Task requirements :: Within the data beneath, some lines may hold the word "Oxelösund". Give the number of those lines and nothing else.

Exercise data ::
□ □ □ □ □ □ □
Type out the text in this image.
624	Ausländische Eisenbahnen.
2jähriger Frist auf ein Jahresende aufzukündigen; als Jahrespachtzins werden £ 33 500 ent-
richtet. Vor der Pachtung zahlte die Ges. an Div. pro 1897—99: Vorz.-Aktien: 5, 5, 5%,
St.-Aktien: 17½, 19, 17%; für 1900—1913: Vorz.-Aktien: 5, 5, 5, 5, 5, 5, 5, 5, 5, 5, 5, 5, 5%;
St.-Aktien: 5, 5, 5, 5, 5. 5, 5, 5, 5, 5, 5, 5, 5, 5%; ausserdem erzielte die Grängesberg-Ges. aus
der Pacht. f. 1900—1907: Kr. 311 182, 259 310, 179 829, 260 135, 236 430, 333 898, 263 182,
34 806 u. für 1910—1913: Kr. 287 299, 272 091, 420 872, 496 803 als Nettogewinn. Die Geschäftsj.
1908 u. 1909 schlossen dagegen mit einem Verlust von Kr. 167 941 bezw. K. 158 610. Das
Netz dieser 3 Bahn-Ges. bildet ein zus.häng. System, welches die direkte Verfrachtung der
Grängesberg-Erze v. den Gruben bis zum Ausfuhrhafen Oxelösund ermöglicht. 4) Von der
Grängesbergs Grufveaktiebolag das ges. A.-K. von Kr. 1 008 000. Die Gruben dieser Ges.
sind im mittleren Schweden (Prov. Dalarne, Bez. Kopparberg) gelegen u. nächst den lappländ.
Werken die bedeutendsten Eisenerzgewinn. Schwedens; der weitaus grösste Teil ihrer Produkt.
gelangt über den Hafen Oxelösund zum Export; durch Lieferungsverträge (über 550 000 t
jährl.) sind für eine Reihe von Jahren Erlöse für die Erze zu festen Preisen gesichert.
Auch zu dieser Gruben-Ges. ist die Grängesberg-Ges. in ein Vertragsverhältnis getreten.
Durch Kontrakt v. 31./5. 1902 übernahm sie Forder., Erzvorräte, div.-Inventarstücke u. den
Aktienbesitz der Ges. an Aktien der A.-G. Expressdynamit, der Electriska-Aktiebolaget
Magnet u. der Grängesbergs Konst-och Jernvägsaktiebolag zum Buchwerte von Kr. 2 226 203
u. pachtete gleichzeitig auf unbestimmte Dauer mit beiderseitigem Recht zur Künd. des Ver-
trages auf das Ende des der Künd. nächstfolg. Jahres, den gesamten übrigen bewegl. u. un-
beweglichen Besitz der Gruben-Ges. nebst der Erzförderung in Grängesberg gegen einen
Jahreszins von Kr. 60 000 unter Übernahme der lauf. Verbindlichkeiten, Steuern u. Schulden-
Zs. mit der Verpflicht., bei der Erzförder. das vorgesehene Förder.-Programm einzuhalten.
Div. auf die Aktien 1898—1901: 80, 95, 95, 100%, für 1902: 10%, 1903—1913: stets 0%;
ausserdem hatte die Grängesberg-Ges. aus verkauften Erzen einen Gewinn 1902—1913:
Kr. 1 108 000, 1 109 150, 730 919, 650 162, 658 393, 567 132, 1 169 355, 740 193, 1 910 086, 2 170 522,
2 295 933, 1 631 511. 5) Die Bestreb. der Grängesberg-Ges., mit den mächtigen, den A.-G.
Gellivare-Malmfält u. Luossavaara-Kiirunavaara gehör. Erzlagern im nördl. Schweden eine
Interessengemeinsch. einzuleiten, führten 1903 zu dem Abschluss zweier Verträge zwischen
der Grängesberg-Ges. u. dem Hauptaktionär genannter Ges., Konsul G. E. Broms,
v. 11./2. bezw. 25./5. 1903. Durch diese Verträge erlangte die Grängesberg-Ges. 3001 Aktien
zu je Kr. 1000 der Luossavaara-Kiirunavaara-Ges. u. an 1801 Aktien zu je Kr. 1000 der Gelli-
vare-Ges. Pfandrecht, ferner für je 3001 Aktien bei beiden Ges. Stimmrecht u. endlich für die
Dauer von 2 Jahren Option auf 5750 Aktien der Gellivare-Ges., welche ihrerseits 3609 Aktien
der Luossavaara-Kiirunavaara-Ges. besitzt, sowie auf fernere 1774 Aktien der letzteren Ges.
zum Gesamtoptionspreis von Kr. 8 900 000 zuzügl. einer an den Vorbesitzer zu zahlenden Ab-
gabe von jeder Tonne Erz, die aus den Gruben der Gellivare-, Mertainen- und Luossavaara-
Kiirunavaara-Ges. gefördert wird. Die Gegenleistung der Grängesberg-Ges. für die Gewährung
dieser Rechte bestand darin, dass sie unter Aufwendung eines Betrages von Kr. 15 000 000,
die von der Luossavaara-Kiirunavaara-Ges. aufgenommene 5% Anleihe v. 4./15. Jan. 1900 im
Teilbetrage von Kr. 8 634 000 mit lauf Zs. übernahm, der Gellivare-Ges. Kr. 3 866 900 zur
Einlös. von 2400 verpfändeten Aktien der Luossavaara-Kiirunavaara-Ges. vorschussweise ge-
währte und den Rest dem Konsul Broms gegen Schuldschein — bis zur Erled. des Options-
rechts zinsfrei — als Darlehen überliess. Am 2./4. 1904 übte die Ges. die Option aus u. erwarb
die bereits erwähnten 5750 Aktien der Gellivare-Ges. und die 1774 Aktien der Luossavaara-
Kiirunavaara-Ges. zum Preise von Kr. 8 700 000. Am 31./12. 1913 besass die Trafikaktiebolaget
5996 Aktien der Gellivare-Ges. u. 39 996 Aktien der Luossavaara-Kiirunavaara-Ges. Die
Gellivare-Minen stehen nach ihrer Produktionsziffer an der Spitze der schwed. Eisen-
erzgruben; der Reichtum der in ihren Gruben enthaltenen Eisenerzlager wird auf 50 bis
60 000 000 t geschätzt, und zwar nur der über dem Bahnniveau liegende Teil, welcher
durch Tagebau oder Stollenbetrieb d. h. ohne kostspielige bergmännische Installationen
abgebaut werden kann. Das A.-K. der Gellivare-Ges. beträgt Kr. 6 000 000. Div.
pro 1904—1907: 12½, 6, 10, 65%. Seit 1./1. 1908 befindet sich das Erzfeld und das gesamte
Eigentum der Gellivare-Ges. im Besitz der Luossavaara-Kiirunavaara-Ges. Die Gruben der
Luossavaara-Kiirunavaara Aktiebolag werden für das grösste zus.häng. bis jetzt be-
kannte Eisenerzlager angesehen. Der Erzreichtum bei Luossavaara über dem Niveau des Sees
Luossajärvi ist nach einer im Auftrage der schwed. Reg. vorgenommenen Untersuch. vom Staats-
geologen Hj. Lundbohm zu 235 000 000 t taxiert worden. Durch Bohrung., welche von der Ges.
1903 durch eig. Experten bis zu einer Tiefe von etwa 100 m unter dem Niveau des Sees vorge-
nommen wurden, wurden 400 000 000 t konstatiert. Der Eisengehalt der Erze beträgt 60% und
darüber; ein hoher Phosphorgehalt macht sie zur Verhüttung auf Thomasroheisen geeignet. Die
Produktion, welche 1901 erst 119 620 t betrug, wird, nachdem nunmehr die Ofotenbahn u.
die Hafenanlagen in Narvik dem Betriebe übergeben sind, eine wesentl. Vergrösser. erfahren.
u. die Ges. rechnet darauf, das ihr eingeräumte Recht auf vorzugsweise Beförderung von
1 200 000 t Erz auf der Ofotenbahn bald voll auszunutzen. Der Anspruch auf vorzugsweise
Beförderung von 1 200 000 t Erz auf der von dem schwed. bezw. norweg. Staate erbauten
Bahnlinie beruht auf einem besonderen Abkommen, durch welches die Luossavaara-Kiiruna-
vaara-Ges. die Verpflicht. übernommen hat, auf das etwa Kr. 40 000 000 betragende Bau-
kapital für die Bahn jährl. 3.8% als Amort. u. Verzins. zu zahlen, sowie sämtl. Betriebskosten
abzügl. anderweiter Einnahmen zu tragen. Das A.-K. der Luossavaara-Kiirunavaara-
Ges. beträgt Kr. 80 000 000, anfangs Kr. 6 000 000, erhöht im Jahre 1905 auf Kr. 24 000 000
□ □ □ □ □ □ □
Solution to this exercise :: 2